Items from a dataset:
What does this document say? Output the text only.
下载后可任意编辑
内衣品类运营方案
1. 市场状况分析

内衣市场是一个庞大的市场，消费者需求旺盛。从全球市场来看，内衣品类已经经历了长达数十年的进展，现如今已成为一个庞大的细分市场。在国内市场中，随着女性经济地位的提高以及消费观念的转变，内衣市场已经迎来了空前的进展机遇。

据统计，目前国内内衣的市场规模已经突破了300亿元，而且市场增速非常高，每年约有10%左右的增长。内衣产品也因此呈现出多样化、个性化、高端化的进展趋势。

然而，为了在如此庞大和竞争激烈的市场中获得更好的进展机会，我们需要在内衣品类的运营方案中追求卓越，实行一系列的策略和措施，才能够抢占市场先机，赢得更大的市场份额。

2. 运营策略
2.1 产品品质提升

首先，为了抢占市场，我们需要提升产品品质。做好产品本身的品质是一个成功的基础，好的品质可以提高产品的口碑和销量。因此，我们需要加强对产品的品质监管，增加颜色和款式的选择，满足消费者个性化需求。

REQUIREMENTS
Write the material out exactly, with nothing left out.

RESPONSE TO THIS EXERCISE
What does this document say? Output the text only.
下载后可任意编辑
内衣品类运营方案
1. 市场状况分析

内衣市场是一个庞大的市场，消费者需求旺盛。从全球市场来看，内衣品类已经经历了长达数十年的进展，现如今已成为一个庞大的细分市场。在国内市场中，随着女性经济地位的提高以及消费观念的转变，内衣市场已经迎来了空前的进展机遇。

据统计，目前国内内衣的市场规模已经突破了300亿元，而且市场增速非常高，每年约有10%左右的增长。内衣产品也因此呈现出多样化、个性化、高端化的进展趋势。

然而，为了在如此庞大和竞争激烈的市场中获得更好的进展机会，我们需要在内衣品类的运营方案中追求卓越，实行一系列的策略和措施，才能够抢占市场先机，赢得更大的市场份额。

2. 运营策略
2.1 产品品质提升

首先，为了抢占市场，我们需要提升产品品质。做好产品本身的品质是一个成功的基础，好的品质可以提高产品的口碑和销量。因此，我们需要加强对产品的品质监管，增加颜色和款式的选择，满足消费者个性化需求。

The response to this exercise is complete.